## Passage shown
There are, in fact, multiple alternatives to answering the call to fight for freedom that do NOT involve running away like a little pussy:
- Advocating for non-violent solutions to conflicts
- Conscientious objection
- Voting for the war before voting against it
- Running away like a big dick
The Clash, “Should I Stay or Should I Go”
The narrator of this song, beset with crippling indecision, asks his “darling” how she would like for him to proceed: “Should I stay or should I go?” He presumes there are only two possible courses of action in this relationship (staying or going), both of which will result in trouble. (Un)fortunately for him, the couple actually has many options:
- Let’s take a break.
- Let’s just be friends.
- Let’s just be friends with benefits.
- I know you’re only telling me to go because you’re too proud to admit that you really need me.
- I know you’re only telling me to stay because you’re too weak to make it on your own.
- That’s it. We’re through, broken up, except when I’m in town every few months, am drunk, and haven’t been laid since the last time I saw you.
Meatloaf: “Paradise By the Dashboard Light”
The baseball sequence in this song leaves little ambiguity as to the context: boy meets girl, boy wants to have sex with girl, girl wants promise of commitment, nay, marriage, before consenting to sex. She asks a cut-and-dry question:
“What’s it gonna be boy: yes or no?”
This may appear to be an actual dichotomy: the girl seems adamant that unless the boy says he loves her and promises to marry her, she will not have sex with him tonight.
BUT: remember the baseball analogy? The play-by-play states that the situation is “two down (out), nobody on, no score, bottom of the ninth.” The runner is trying to steal home and win the game. If he’s safe at the plate, then game over, he wins. If he’s out, though, he doesn’t necessarily lose. Instead, the game goes to EXTRA INNINGS.
The boy realizes this and tries to postpone the decision by sleeping on it and getting back to the girl in the morning. (This makes this song unique in that it internally acknowledges the false dichotomy.) Unfortunately, logic is no match for hormones. Our narrator says yes, swears upon his mother’s grave, and now wishes for the apocalypse to come.
Readers: hit the comments and show me other examples of false dichotomies in music.
“Get Rich or Die Tryin'” is a variant of the classic gangsta dichotomy “Ride or Die.” The most notable artist to invoke this dichotomy was Tupac Shakur, who in several senses died while riding.

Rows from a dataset

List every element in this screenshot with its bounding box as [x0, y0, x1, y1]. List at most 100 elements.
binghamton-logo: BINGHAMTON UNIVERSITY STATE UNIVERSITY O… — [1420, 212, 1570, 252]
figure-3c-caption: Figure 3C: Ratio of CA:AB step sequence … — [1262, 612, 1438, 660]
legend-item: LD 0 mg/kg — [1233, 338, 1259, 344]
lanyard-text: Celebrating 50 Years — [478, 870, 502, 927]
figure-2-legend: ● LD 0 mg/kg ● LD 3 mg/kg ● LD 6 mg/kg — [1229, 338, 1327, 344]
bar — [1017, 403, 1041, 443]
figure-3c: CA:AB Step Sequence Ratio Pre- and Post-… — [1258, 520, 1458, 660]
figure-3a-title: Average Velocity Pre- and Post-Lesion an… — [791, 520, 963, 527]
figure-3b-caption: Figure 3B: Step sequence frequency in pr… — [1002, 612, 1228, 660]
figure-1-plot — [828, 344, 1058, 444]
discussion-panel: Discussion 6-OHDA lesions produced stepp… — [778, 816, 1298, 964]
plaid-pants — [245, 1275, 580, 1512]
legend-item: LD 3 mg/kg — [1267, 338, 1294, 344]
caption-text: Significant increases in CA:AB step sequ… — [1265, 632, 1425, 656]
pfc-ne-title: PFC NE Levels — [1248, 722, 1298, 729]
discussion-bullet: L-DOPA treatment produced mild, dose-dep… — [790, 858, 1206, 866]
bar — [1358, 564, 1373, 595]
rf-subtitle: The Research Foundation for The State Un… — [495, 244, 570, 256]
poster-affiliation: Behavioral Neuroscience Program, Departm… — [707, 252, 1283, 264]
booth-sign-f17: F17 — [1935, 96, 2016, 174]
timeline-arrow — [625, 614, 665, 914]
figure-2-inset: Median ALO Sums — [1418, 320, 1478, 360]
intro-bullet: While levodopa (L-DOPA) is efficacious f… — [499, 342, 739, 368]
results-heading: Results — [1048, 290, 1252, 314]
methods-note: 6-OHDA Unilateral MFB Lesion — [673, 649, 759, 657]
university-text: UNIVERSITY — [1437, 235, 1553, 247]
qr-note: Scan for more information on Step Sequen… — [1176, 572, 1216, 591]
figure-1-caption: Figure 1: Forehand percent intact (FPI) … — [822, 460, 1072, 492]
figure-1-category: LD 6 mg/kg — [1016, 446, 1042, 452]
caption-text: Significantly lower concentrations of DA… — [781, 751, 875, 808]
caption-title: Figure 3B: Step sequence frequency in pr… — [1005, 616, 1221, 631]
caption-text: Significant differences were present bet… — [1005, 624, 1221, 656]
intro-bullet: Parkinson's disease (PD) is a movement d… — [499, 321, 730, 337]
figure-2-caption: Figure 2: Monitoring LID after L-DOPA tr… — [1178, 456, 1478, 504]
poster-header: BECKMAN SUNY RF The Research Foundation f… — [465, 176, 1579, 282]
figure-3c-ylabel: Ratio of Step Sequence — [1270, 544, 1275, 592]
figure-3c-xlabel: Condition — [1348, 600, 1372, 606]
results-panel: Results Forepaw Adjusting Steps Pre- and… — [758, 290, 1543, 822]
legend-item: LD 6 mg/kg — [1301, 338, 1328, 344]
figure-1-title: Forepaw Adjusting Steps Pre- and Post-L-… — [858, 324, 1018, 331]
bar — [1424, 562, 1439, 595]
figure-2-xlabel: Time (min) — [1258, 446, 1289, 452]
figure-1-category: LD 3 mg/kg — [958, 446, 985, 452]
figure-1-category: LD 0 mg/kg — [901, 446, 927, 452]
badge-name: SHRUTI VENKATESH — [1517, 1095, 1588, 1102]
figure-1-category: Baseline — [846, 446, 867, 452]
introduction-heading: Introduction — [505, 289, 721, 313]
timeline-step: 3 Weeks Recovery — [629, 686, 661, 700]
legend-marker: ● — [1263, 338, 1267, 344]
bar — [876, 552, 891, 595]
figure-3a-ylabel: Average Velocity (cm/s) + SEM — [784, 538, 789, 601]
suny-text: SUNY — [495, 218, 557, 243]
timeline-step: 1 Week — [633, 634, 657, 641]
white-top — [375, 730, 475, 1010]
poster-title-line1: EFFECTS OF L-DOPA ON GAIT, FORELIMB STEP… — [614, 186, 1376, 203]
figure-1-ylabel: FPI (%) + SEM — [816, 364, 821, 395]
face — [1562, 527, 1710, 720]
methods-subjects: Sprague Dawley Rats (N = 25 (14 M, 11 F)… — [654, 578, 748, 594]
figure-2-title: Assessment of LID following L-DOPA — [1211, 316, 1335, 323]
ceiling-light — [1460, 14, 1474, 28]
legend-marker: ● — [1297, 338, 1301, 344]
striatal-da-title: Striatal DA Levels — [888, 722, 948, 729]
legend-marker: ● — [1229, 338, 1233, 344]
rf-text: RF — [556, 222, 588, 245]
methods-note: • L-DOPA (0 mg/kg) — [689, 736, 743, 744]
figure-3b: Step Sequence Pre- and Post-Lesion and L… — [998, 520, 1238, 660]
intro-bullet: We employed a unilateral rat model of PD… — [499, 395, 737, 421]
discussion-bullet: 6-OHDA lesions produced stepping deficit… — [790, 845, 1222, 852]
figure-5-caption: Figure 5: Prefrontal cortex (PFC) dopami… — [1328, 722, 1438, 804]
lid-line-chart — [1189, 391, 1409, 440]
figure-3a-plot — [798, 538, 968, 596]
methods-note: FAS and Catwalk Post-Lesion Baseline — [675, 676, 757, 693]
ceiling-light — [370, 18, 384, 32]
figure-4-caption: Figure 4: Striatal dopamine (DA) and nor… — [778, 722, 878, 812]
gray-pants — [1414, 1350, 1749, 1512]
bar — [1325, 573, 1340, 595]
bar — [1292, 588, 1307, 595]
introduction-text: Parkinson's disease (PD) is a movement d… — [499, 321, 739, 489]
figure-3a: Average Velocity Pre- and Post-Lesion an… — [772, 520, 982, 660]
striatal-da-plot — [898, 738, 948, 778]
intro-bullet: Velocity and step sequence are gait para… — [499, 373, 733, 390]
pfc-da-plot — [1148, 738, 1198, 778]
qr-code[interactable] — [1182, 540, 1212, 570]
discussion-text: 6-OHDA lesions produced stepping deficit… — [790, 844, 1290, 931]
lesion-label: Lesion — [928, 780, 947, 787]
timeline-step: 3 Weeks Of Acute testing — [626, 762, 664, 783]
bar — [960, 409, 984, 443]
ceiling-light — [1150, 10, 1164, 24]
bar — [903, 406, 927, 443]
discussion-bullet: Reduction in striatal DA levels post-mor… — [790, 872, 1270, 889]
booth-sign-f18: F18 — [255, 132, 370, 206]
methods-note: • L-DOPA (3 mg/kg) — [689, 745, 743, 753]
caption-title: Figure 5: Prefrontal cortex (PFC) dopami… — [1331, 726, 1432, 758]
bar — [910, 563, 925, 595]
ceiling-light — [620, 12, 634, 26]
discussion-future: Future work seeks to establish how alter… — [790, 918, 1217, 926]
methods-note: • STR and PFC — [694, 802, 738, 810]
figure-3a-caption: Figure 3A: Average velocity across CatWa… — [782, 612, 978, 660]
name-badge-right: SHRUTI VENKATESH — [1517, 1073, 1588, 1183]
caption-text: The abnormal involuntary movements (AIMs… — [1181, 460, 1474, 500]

## Exercise
Can you reproduce the passage on false dichotomies in songs word for word, from "- I know you’re only telling me to stay" to "with him tonight."?

## Final result
- I know you’re only telling me to stay because you’re too weak to make it on your own.
- That’s it. We’re through, broken up, except when I’m in town every few months, am drunk, and haven’t been laid since the last time I saw you.
Meatloaf: “Paradise By the Dashboard Light”
The baseball sequence in this song leaves little ambiguity as to the context: boy meets girl, boy wants to have sex with girl, girl wants promise of commitment, nay, marriage, before consenting to sex. She asks a cut-and-dry question:
“What’s it gonna be boy: yes or no?”
This may appear to be an actual dichotomy: the girl seems adamant that unless the boy says he loves her and promises to marry her, she will not have sex with him tonight.